▸ What the task asks
Identify each line below that contains the word "稀硫酸的质量", and copy it out.

▸ Raw data
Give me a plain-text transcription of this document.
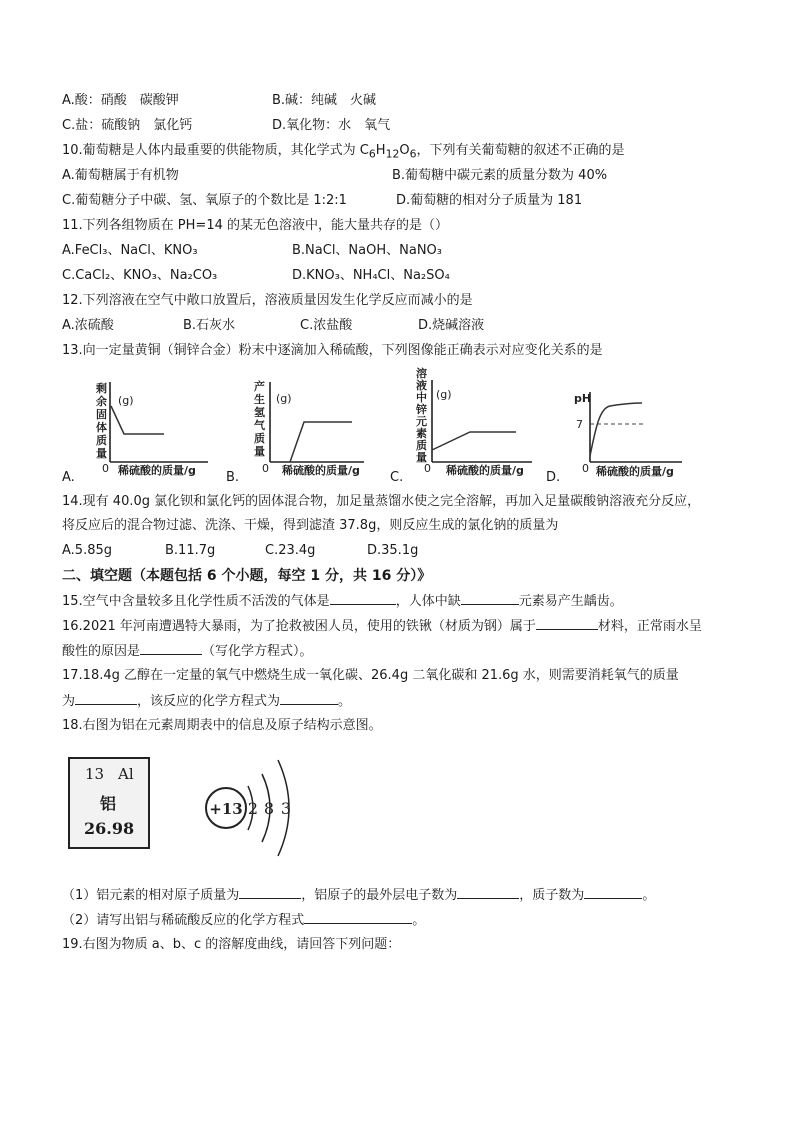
A.酸：硝酸　碳酸钾	B.碱：纯碱　火碱
C.盐：硫酸钠　氯化钙	D.氧化物：水　氧气
10.葡萄糖是人体内最重要的供能物质，其化学式为 $C_6H_{12}O_6$，下列有关葡萄糖的叙述不正确的是
A.葡萄糖属于有机物	B.葡萄糖中碳元素的质量分数为 40%
C.葡萄糖分子中碳、氢、氧原子的个数比是 1:2:1	D.葡萄糖的相对分子质量为 181
11.下列各组物质在 PH=14 的某无色溶液中，能大量共存的是（）
A.FeCl₃、NaCl、KNO₃	B.NaCl、NaOH、NaNO₃
C.CaCl₂、KNO₃、Na₂CO₃	D.KNO₃、NH₄Cl、Na₂SO₄
12.下列溶液在空气中敞口放置后，溶液质量因发生化学反应而减小的是
A.浓硫酸	B.石灰水	C.浓盐酸	D.烧碱溶液
13.向一定量黄铜（铜锌合金）粉末中逐滴加入稀硫酸，下列图像能正确表示对应变化关系的是
A.
剩
余
固
体
质
量
(g)
0 稀硫酸的质量/g B.
产
生
氢
气
质
量
(g)
0 稀硫酸的质量/g C.
溶
液
中
锌
元
素
质
量
(g)
0 稀硫酸的质量/g D.
pH
7
0 稀硫酸的质量/g
14.现有 40.0g 氯化钡和氯化钙的固体混合物，加足量蒸馏水使之完全溶解，再加入足量碳酸钠溶液充分反应，
将反应后的混合物过滤、洗涤、干燥，得到滤渣 37.8g，则反应生成的氯化钠的质量为
A.5.85g	B.11.7g	C.23.4g	D.35.1g
二、填空题（本题包括 6 个小题，每空 1 分，共 16 分）》
15.空气中含量较多且化学性质不活泼的气体是	，人体中缺	元素易产生龋齿。
16.2021 年河南遭遇特大暴雨，为了抢救被困人员，使用的铁锹（材质为钢）属于	材料，正常雨水呈
酸性的原因是	（写化学方程式）。
17.18.4g 乙醇在一定量的氧气中燃烧生成一氧化碳、26.4g 二氧化碳和 21.6g 水，则需要消耗氧气的质量
为	，该反应的化学方程式为	。
18.右图为铝在元素周期表中的信息及原子结构示意图。
13 Al
铝
26.98
+13 2 8 3
（1）铝元素的相对原子质量为	，铝原子的最外层电子数为	，质子数为	。
（2）请写出铝与稀硫酸反应的化学方程式	。
19.右图为物质 a、b、c 的溶解度曲线，请回答下列问题：
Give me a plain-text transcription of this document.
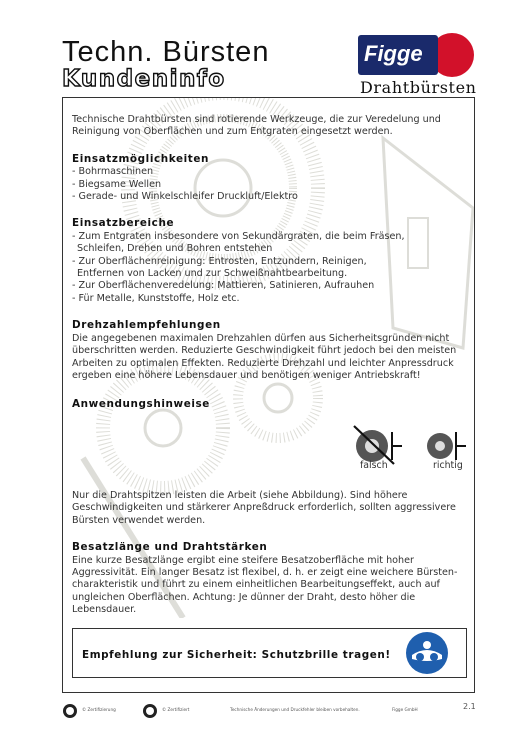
Techn. Bürsten
Kundeninfo
Figge
Drahtbürsten
Technische Drahtbürsten sind rotierende Werkzeuge, die zur Veredelung und Reinigung von Oberflächen und zum Entgraten eingesetzt werden.
Einsatzmöglichkeiten
- Bohrmaschinen
- Biegsame Wellen
- Gerade- und Winkelschleifer Druckluft/Elektro
Einsatzbereiche
- Zum Entgraten insbesondere von Sekundärgraten, die beim Fräsen,
Schleifen, Drehen und Bohren entstehen
- Zur Oberflächenreinigung: Entrosten, Entzundern, Reinigen,
Entfernen von Lacken und zur Schweißnahtbearbeitung.
- Zur Oberflächenveredelung: Mattieren, Satinieren, Aufrauhen
- Für Metalle, Kunststoffe, Holz etc.
Drehzahlempfehlungen
Die angegebenen maximalen Drehzahlen dürfen aus Sicherheitsgründen nicht überschritten werden. Reduzierte Geschwindigkeit führt jedoch bei den meisten Arbeiten zu optimalen Effekten. Reduzierte Drehzahl und leichter Anpressdruck ergeben eine höhere Lebensdauer und benötigen weniger Antriebskraft!
Anwendungshinweise
falsch	richtig
Nur die Drahtspitzen leisten die Arbeit (siehe Abbildung). Sind höhere Geschwindigkeiten und stärkerer Anpreßdruck erforderlich, sollten aggressivere Bürsten verwendet werden.
Besatzlänge und Drahtstärken
Eine kurze Besatzlänge ergibt eine steifere Besatzoberfläche mit hoher Aggressivität. Ein langer Besatz ist flexibel, d. h. er zeigt eine weichere Bürsten-charakteristik und führt zu einem einheitlichen Bearbeitungseffekt, auch auf ungleichen Oberflächen. Achtung: Je dünner der Draht, desto höher die Lebensdauer.
Empfehlung zur Sicherheit: Schutzbrille tragen!
© Zertifizierung	© Zertifiziert	Technische Änderungen und Druckfehler bleiben vorbehalten.	Figge GmbH	2.1
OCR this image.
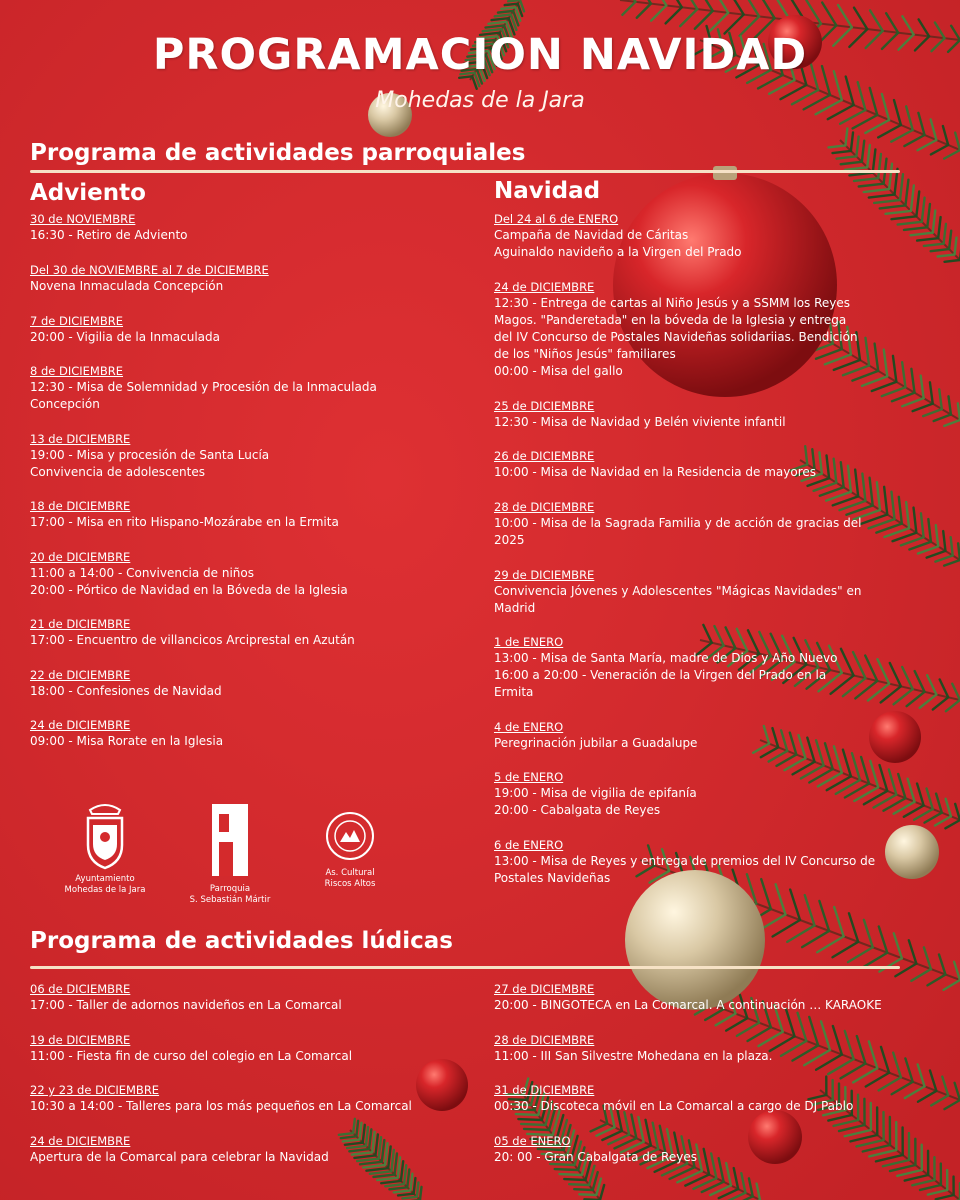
PROGRAMACION NAVIDAD
Mohedas de la Jara
Programa de actividades parroquiales
Adviento	Navidad
30 de NOVIEMBRE
16:30 - Retiro de Adviento
Del 30 de NOVIEMBRE al 7 de DICIEMBRE
Novena Inmaculada Concepción
7 de DICIEMBRE
20:00 - Vigilia de la Inmaculada
8 de DICIEMBRE
12:30 - Misa de Solemnidad y Procesión de la Inmaculada
Concepción
13 de DICIEMBRE
19:00 - Misa y procesión de Santa Lucía
Convivencia de adolescentes
18 de DICIEMBRE
17:00 - Misa en rito Hispano-Mozárabe en la Ermita
20 de DICIEMBRE
11:00 a 14:00 - Convivencia de niños
20:00 - Pórtico de Navidad en la Bóveda de la Iglesia
21 de DICIEMBRE
17:00 - Encuentro de villancicos Arciprestal en Azután
22 de DICIEMBRE
18:00 - Confesiones de Navidad
24 de DICIEMBRE
09:00 - Misa Rorate en la Iglesia
Del 24 al 6 de ENERO
Campaña de Navidad de Cáritas
Aguinaldo navideño a la Virgen del Prado
24 de DICIEMBRE
12:30 - Entrega de cartas al Niño Jesús y a SSMM los Reyes
Magos. "Panderetada" en la bóveda de la Iglesia y entrega
del IV Concurso de Postales Navideñas solidariias. Bendición
de los "Niños Jesús" familiares
00:00 - Misa del gallo
25 de DICIEMBRE
12:30 - Misa de Navidad y Belén viviente infantil
26 de DICIEMBRE
10:00 - Misa de Navidad en la Residencia de mayores
28 de DICIEMBRE
10:00 - Misa de la Sagrada Familia y de acción de gracias del
2025
29 de DICIEMBRE
Convivencia Jóvenes y Adolescentes "Mágicas Navidades" en
Madrid
1 de ENERO
13:00 - Misa de Santa María, madre de Dios y Año Nuevo
16:00 a 20:00 - Veneración de la Virgen del Prado en la
Ermita
4 de ENERO
Peregrinación jubilar a Guadalupe
5 de ENERO
19:00 - Misa de vigilia de epifanía
20:00 - Cabalgata de Reyes
6 de ENERO
13:00 - Misa de Reyes y entrega de premios del IV Concurso de
Postales Navideñas
Ayuntamiento
Mohedas de la Jara	Parroquia
S. Sebastián Mártir
As. Cultural
Riscos Altos
Programa de actividades lúdicas
06 de DICIEMBRE
17:00 - Taller de adornos navideños en La Comarcal
19 de DICIEMBRE
11:00 - Fiesta fin de curso del colegio en La Comarcal
22 y 23 de DICIEMBRE
10:30 a 14:00 - Talleres para los más pequeños en La Comarcal
24 de DICIEMBRE
Apertura de la Comarcal para celebrar la Navidad
27 de DICIEMBRE
20:00 - BINGOTECA en La Comarcal. A continuación … KARAOKE
28 de DICIEMBRE
11:00 - III San Silvestre Mohedana en la plaza.
31 de DICIEMBRE
00:30 - Discoteca móvil en La Comarcal a cargo de DJ Pablo
05 de ENERO
20: 00 - Gran Cabalgata de Reyes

▸ Task result
0 稀硫酸的质量/g B.
0 稀硫酸的质量/g C.
0 稀硫酸的质量/g D.
0 稀硫酸的质量/g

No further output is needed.